**WRITTEN INSTRUCTION**
Do any lines in the data below contain "Bunden"? If so, copy every one of them.

**MATERIAL PROVIDED**
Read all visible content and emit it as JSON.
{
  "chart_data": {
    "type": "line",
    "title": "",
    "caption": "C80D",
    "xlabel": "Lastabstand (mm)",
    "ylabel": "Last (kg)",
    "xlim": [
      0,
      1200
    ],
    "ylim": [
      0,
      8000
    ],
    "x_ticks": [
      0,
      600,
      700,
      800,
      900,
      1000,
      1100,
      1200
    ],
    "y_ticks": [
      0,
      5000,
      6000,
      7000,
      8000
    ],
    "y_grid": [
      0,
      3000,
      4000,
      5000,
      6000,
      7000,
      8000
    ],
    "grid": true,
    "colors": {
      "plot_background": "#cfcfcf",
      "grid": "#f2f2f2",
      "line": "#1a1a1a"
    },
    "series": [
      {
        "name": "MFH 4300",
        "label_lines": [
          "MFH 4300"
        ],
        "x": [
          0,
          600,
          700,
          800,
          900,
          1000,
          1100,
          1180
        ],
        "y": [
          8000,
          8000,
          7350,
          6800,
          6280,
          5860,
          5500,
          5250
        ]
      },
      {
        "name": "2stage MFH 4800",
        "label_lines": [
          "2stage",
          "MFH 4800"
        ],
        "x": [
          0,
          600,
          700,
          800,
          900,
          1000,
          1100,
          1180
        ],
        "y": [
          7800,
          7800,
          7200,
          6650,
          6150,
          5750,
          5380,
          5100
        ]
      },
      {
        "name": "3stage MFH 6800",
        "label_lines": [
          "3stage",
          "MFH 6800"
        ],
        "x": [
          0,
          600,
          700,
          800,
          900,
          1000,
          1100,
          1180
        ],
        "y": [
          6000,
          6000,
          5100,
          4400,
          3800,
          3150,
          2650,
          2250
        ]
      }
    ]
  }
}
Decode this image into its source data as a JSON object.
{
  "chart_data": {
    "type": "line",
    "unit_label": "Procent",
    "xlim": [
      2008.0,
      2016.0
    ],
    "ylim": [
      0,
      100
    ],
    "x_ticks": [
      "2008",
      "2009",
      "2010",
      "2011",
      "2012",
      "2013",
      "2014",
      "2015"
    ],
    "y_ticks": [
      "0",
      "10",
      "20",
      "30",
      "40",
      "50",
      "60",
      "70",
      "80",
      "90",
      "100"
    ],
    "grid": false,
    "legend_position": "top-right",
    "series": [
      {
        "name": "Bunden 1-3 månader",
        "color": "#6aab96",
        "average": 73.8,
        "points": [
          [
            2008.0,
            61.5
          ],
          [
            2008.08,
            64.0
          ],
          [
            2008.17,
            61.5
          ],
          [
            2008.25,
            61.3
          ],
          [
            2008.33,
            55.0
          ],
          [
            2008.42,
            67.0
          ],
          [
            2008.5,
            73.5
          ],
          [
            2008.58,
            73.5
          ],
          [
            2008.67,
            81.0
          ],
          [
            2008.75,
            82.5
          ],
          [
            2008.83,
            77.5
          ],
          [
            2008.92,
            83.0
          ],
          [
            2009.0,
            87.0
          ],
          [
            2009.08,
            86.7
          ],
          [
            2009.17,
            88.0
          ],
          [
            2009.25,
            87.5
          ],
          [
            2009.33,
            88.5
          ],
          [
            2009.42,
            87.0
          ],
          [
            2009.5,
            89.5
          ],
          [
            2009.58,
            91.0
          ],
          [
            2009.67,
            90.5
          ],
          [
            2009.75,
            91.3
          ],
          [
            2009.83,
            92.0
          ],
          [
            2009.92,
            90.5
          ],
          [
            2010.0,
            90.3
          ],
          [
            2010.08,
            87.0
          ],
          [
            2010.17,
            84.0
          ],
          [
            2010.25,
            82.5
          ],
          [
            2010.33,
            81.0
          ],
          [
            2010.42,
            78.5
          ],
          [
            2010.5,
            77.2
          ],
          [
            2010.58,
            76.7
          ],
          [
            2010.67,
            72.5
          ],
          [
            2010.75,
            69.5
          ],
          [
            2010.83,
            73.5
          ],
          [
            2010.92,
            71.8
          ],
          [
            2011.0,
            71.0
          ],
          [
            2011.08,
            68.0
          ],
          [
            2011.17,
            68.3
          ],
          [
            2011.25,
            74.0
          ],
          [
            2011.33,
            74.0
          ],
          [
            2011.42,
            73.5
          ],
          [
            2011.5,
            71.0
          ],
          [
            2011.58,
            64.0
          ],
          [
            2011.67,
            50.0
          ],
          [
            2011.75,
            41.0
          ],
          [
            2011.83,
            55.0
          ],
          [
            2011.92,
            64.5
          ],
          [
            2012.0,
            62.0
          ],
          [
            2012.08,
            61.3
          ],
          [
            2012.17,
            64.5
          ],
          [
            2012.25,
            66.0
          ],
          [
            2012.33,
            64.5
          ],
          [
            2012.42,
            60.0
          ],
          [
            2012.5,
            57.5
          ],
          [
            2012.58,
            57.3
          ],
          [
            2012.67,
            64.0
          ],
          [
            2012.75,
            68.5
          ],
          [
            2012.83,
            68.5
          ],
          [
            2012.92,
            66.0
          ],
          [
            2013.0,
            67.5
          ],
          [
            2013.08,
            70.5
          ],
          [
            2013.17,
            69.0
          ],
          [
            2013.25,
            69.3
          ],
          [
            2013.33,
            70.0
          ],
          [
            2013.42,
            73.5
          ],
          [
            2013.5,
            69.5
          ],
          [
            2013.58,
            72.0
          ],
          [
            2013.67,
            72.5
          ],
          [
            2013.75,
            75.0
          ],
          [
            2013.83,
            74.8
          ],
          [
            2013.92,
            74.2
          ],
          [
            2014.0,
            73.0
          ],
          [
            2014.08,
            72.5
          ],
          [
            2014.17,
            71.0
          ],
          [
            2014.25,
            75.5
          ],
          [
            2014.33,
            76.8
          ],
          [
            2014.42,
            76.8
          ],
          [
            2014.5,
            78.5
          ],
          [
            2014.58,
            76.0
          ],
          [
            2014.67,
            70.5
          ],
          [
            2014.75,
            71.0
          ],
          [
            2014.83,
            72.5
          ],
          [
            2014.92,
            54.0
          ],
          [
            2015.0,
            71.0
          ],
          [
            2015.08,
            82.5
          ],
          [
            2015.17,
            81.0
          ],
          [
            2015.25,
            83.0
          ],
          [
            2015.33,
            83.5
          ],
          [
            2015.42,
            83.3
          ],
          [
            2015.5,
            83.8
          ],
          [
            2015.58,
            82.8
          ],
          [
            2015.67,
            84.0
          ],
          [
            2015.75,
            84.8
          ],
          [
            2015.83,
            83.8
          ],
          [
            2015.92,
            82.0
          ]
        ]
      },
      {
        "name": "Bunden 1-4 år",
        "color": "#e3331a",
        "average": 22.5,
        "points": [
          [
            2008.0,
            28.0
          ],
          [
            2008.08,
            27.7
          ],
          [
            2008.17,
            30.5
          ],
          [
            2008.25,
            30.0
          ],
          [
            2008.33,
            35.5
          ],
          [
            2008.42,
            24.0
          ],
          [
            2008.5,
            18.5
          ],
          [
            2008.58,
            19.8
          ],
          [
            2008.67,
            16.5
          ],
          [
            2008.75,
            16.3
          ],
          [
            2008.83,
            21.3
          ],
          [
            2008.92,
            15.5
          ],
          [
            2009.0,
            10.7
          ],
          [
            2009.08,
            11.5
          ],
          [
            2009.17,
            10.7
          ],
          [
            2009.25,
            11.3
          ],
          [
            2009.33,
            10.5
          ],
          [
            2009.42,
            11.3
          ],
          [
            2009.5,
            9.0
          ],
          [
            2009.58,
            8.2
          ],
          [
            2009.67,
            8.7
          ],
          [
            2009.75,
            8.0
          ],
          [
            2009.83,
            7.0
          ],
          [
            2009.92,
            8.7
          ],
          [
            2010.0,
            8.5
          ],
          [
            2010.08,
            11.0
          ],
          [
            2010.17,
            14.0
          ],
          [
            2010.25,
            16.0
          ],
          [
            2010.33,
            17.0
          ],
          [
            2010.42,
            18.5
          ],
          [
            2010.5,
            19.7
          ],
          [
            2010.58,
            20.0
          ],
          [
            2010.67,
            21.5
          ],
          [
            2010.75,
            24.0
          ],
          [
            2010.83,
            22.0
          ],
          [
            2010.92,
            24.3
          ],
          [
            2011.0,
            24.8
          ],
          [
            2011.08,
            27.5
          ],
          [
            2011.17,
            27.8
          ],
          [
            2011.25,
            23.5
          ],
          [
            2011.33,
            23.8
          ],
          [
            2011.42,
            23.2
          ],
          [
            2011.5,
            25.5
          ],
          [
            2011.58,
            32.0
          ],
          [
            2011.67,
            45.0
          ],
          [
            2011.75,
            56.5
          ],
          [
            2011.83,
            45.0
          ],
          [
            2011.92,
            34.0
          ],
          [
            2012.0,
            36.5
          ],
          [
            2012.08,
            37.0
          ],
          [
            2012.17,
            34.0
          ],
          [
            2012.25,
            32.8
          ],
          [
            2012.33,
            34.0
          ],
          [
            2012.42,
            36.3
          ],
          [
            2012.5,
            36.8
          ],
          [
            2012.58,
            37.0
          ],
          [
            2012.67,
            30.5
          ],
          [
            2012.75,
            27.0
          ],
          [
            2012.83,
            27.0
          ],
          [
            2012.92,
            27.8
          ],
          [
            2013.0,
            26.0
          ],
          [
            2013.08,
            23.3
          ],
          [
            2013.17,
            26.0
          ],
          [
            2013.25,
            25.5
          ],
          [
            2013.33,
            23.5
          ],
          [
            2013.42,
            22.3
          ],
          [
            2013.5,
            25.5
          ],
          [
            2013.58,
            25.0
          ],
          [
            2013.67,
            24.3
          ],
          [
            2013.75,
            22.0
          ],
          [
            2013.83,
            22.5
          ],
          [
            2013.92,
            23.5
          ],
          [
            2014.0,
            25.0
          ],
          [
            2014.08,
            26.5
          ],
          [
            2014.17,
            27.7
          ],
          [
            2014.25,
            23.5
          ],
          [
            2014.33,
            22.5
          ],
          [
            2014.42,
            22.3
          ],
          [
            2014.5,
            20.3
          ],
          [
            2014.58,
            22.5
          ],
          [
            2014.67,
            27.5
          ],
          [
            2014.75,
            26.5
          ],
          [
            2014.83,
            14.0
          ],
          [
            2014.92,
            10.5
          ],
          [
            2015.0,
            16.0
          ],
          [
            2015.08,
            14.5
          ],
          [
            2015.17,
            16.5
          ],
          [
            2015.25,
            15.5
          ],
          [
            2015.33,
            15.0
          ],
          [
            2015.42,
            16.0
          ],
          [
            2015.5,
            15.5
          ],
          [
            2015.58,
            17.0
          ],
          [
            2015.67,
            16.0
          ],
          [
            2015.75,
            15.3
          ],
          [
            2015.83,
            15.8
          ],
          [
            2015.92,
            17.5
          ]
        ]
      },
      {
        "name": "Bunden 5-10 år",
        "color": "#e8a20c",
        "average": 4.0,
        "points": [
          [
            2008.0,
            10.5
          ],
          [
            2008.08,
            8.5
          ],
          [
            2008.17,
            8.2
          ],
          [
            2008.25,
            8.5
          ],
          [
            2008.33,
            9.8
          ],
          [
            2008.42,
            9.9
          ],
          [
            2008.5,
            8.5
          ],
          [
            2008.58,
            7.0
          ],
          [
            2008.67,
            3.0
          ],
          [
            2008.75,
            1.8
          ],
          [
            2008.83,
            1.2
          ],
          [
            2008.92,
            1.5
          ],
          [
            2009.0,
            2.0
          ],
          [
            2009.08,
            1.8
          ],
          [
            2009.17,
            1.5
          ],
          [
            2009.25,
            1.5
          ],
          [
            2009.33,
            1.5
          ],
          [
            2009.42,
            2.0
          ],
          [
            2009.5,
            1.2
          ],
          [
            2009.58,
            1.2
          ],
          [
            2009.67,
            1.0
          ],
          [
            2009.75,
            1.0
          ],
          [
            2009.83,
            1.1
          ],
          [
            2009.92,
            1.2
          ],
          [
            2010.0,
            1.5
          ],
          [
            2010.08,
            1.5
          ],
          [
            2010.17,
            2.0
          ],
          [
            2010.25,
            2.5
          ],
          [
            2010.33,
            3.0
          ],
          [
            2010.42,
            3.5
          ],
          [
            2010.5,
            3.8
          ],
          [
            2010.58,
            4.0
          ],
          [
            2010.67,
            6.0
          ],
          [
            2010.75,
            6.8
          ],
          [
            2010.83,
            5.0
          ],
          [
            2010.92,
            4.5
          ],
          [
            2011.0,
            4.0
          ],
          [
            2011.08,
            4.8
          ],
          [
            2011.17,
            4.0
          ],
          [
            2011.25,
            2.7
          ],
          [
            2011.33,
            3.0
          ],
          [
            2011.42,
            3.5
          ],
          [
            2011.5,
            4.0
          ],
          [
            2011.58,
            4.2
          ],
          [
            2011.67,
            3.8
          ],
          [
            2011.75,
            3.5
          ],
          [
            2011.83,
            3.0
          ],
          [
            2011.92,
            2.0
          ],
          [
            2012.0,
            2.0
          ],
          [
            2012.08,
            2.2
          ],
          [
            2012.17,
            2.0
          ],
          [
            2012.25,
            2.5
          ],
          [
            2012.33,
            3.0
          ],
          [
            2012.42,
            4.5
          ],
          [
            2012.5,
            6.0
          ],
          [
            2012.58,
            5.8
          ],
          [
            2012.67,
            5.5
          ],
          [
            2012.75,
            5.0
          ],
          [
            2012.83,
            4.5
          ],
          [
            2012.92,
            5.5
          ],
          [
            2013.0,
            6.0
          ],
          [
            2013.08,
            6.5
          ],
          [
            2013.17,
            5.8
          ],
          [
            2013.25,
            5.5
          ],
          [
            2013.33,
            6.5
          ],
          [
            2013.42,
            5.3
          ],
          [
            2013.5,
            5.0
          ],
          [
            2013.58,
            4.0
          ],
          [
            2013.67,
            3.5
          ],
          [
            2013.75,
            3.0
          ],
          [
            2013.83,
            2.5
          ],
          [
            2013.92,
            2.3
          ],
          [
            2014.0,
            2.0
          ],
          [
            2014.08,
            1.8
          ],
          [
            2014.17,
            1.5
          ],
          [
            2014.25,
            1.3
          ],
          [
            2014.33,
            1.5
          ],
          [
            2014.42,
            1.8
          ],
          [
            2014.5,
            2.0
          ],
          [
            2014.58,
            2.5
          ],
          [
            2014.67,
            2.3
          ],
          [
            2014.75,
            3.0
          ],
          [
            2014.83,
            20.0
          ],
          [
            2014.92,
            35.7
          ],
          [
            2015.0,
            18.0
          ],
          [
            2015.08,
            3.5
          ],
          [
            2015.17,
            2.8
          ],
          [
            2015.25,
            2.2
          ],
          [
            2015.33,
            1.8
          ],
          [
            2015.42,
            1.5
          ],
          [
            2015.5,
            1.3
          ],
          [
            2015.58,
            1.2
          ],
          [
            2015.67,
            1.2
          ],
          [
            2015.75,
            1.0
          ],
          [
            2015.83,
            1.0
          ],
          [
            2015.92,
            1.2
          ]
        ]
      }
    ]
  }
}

**TASK SOLUTION**
        "name": "Bunden 1-3 månader",
        "name": "Bunden 1-4 år",
        "name": "Bunden 5-10 år",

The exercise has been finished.